# Requirements:
Output an exact reproduction of the data.

[begin Extracted material]

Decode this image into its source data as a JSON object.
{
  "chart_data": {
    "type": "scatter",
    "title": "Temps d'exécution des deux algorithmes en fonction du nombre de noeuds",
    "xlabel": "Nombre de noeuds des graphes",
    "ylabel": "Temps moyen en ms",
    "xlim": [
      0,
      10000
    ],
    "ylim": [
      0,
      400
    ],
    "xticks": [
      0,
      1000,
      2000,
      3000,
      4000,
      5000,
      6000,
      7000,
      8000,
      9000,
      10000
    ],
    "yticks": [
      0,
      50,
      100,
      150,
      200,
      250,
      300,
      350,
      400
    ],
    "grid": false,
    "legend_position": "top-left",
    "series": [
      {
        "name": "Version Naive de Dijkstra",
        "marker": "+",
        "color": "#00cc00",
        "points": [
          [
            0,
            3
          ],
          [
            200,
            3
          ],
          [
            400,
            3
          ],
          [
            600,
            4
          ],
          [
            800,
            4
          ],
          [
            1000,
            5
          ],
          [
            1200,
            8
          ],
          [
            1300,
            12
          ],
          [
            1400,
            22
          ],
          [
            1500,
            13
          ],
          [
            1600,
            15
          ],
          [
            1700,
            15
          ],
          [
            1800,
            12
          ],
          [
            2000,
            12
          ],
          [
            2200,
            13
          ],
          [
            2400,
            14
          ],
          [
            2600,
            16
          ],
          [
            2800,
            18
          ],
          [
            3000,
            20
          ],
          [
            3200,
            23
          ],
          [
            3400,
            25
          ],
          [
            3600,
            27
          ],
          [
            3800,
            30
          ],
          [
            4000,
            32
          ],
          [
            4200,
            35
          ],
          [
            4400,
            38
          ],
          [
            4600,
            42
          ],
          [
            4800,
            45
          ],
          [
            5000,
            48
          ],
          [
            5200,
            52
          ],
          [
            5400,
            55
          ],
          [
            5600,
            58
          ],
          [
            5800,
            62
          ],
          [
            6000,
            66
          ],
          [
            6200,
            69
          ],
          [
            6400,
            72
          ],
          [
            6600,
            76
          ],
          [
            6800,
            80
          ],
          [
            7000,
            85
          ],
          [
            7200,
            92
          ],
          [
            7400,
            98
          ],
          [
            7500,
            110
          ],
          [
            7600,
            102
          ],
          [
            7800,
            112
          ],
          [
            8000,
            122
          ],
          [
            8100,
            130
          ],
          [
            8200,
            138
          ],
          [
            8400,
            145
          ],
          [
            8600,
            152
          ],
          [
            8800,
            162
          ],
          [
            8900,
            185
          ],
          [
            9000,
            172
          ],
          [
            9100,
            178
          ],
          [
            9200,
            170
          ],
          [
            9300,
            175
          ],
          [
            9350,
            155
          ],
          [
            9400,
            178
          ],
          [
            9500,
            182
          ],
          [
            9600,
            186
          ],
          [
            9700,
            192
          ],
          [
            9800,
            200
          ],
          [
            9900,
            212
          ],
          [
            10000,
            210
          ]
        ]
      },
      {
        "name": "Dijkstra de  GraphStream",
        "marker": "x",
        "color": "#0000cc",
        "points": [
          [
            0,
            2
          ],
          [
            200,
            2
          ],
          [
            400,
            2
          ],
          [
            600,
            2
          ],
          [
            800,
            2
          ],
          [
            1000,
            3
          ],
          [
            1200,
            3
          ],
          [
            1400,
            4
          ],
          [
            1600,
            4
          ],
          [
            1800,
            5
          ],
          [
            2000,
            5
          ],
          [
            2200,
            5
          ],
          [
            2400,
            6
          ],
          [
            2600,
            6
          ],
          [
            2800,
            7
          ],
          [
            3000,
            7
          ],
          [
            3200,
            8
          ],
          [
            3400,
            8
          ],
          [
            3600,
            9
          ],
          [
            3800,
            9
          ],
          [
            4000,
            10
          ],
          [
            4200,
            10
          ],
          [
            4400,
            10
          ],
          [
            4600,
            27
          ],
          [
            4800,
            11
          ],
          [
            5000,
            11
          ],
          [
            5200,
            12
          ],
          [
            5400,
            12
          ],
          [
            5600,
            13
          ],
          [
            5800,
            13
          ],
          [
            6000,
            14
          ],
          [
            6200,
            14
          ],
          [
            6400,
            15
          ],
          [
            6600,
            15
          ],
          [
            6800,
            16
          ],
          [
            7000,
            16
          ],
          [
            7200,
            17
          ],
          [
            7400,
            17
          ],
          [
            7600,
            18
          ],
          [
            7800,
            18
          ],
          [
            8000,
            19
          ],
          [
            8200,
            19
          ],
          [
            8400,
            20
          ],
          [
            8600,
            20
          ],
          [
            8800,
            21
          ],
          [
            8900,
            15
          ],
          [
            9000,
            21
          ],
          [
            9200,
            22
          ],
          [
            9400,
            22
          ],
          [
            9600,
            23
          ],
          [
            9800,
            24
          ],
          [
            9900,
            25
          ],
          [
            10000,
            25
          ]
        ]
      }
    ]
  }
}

[end Extracted material]

# Exercise response:
Decode this image into its source data as a JSON object.
{
  "chart_data": {
    "type": "scatter",
    "title": "Temps d'exécution des deux algorithmes en fonction du nombre de noeuds",
    "xlabel": "Nombre de noeuds des graphes",
    "ylabel": "Temps moyen en ms",
    "xlim": [
      0,
      10000
    ],
    "ylim": [
      0,
      400
    ],
    "xticks": [
      0,
      1000,
      2000,
      3000,
      4000,
      5000,
      6000,
      7000,
      8000,
      9000,
      10000
    ],
    "yticks": [
      0,
      50,
      100,
      150,
      200,
      250,
      300,
      350,
      400
    ],
    "grid": false,
    "legend_position": "top-left",
    "series": [
      {
        "name": "Version Naive de Dijkstra",
        "marker": "+",
        "color": "#00cc00",
        "points": [
          [
            0,
            3
          ],
          [
            200,
            3
          ],
          [
            400,
            3
          ],
          [
            600,
            4
          ],
          [
            800,
            4
          ],
          [
            1000,
            5
          ],
          [
            1200,
            8
          ],
          [
            1300,
            12
          ],
          [
            1400,
            22
          ],
          [
            1500,
            13
          ],
          [
            1600,
            15
          ],
          [
            1700,
            15
          ],
          [
            1800,
            12
          ],
          [
            2000,
            12
          ],
          [
            2200,
            13
          ],
          [
            2400,
            14
          ],
          [
            2600,
            16
          ],
          [
            2800,
            18
          ],
          [
            3000,
            20
          ],
          [
            3200,
            23
          ],
          [
            3400,
            25
          ],
          [
            3600,
            27
          ],
          [
            3800,
            30
          ],
          [
            4000,
            32
          ],
          [
            4200,
            35
          ],
          [
            4400,
            38
          ],
          [
            4600,
            42
          ],
          [
            4800,
            45
          ],
          [
            5000,
            48
          ],
          [
            5200,
            52
          ],
          [
            5400,
            55
          ],
          [
            5600,
            58
          ],
          [
            5800,
            62
          ],
          [
            6000,
            66
          ],
          [
            6200,
            69
          ],
          [
            6400,
            72
          ],
          [
            6600,
            76
          ],
          [
            6800,
            80
          ],
          [
            7000,
            85
          ],
          [
            7200,
            92
          ],
          [
            7400,
            98
          ],
          [
            7500,
            110
          ],
          [
            7600,
            102
          ],
          [
            7800,
            112
          ],
          [
            8000,
            122
          ],
          [
            8100,
            130
          ],
          [
            8200,
            138
          ],
          [
            8400,
            145
          ],
          [
            8600,
            152
          ],
          [
            8800,
            162
          ],
          [
            8900,
            185
          ],
          [
            9000,
            172
          ],
          [
            9100,
            178
          ],
          [
            9200,
            170
          ],
          [
            9300,
            175
          ],
          [
            9350,
            155
          ],
          [
            9400,
            178
          ],
          [
            9500,
            182
          ],
          [
            9600,
            186
          ],
          [
            9700,
            192
          ],
          [
            9800,
            200
          ],
          [
            9900,
            212
          ],
          [
            10000,
            210
          ]
        ]
      },
      {
        "name": "Dijkstra de  GraphStream",
        "marker": "x",
        "color": "#0000cc",
        "points": [
          [
            0,
            2
          ],
          [
            200,
            2
          ],
          [
            400,
            2
          ],
          [
            600,
            2
          ],
          [
            800,
            2
          ],
          [
            1000,
            3
          ],
          [
            1200,
            3
          ],
          [
            1400,
            4
          ],
          [
            1600,
            4
          ],
          [
            1800,
            5
          ],
          [
            2000,
            5
          ],
          [
            2200,
            5
          ],
          [
            2400,
            6
          ],
          [
            2600,
            6
          ],
          [
            2800,
            7
          ],
          [
            3000,
            7
          ],
          [
            3200,
            8
          ],
          [
            3400,
            8
          ],
          [
            3600,
            9
          ],
          [
            3800,
            9
          ],
          [
            4000,
            10
          ],
          [
            4200,
            10
          ],
          [
            4400,
            10
          ],
          [
            4600,
            27
          ],
          [
            4800,
            11
          ],
          [
            5000,
            11
          ],
          [
            5200,
            12
          ],
          [
            5400,
            12
          ],
          [
            5600,
            13
          ],
          [
            5800,
            13
          ],
          [
            6000,
            14
          ],
          [
            6200,
            14
          ],
          [
            6400,
            15
          ],
          [
            6600,
            15
          ],
          [
            6800,
            16
          ],
          [
            7000,
            16
          ],
          [
            7200,
            17
          ],
          [
            7400,
            17
          ],
          [
            7600,
            18
          ],
          [
            7800,
            18
          ],
          [
            8000,
            19
          ],
          [
            8200,
            19
          ],
          [
            8400,
            20
          ],
          [
            8600,
            20
          ],
          [
            8800,
            21
          ],
          [
            8900,
            15
          ],
          [
            9000,
            21
          ],
          [
            9200,
            22
          ],
          [
            9400,
            22
          ],
          [
            9600,
            23
          ],
          [
            9800,
            24
          ],
          [
            9900,
            25
          ],
          [
            10000,
            25
          ]
        ]
      }
    ]
  }
}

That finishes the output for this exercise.